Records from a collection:
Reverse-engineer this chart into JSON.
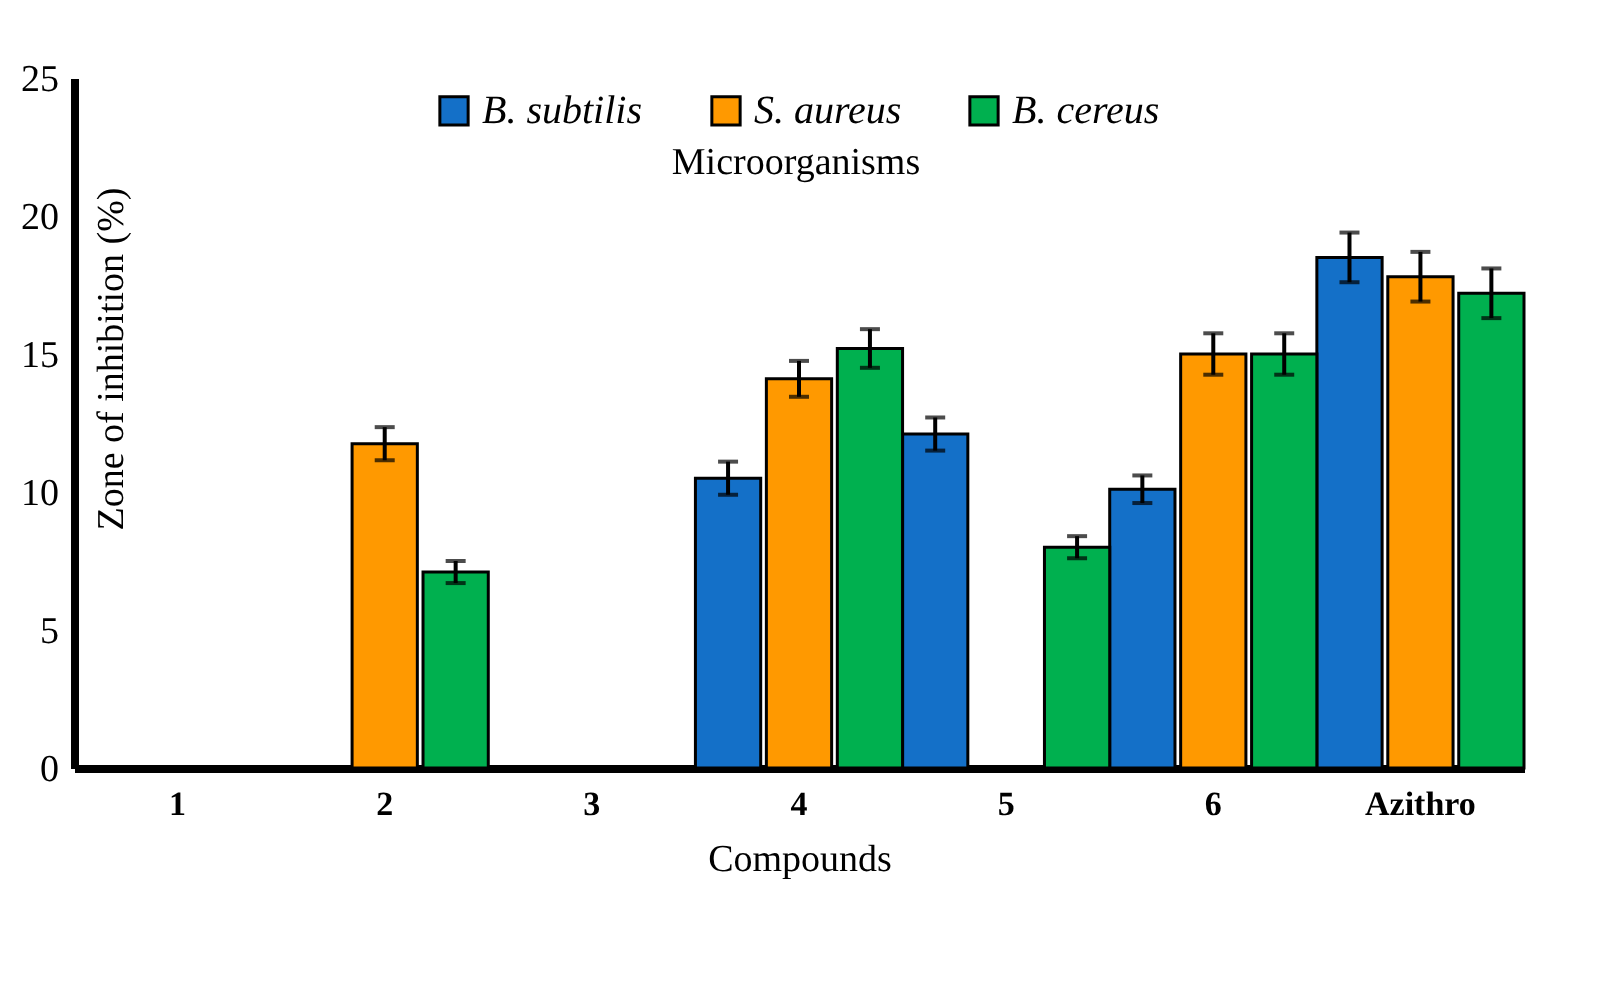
{
  "chart_data": {
    "type": "bar",
    "xlabel": "Compounds",
    "ylabel": "Zone of inhibition (%)",
    "legend_title": "Microorganisms",
    "legend": "top",
    "categories": [
      "1",
      "2",
      "3",
      "4",
      "5",
      "6",
      "Azithro"
    ],
    "ylim": [
      0,
      25
    ],
    "yticks": [
      0,
      5,
      10,
      15,
      20,
      25
    ],
    "series": [
      {
        "name": "B. subtilis",
        "color": "#1470c8",
        "values": [
          null,
          null,
          null,
          10.5,
          12.1,
          10.1,
          18.5
        ],
        "errors": [
          null,
          null,
          null,
          0.6,
          0.6,
          0.5,
          0.9
        ]
      },
      {
        "name": "S. aureus",
        "color": "#ff9900",
        "values": [
          null,
          11.75,
          null,
          14.1,
          null,
          15.0,
          17.8
        ],
        "errors": [
          null,
          0.6,
          null,
          0.65,
          null,
          0.75,
          0.9
        ]
      },
      {
        "name": "B. cereus",
        "color": "#00b04f",
        "values": [
          null,
          7.1,
          null,
          15.2,
          8.0,
          15.0,
          17.2
        ],
        "errors": [
          null,
          0.4,
          null,
          0.7,
          0.4,
          0.75,
          0.9
        ]
      }
    ]
  }
}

WHAT YOU WILL DO -
Your copy should repeat each entry above exactly but contain no pictures.

WRITTEN ANSWER -
Reverse-engineer this chart into JSON.
{
  "chart_data": {
    "type": "bar",
    "xlabel": "Compounds",
    "ylabel": "Zone of inhibition (%)",
    "legend_title": "Microorganisms",
    "legend": "top",
    "categories": [
      "1",
      "2",
      "3",
      "4",
      "5",
      "6",
      "Azithro"
    ],
    "ylim": [
      0,
      25
    ],
    "yticks": [
      0,
      5,
      10,
      15,
      20,
      25
    ],
    "series": [
      {
        "name": "B. subtilis",
        "color": "#1470c8",
        "values": [
          null,
          null,
          null,
          10.5,
          12.1,
          10.1,
          18.5
        ],
        "errors": [
          null,
          null,
          null,
          0.6,
          0.6,
          0.5,
          0.9
        ]
      },
      {
        "name": "S. aureus",
        "color": "#ff9900",
        "values": [
          null,
          11.75,
          null,
          14.1,
          null,
          15.0,
          17.8
        ],
        "errors": [
          null,
          0.6,
          null,
          0.65,
          null,
          0.75,
          0.9
        ]
      },
      {
        "name": "B. cereus",
        "color": "#00b04f",
        "values": [
          null,
          7.1,
          null,
          15.2,
          8.0,
          15.0,
          17.2
        ],
        "errors": [
          null,
          0.4,
          null,
          0.7,
          0.4,
          0.75,
          0.9
        ]
      }
    ]
  }
}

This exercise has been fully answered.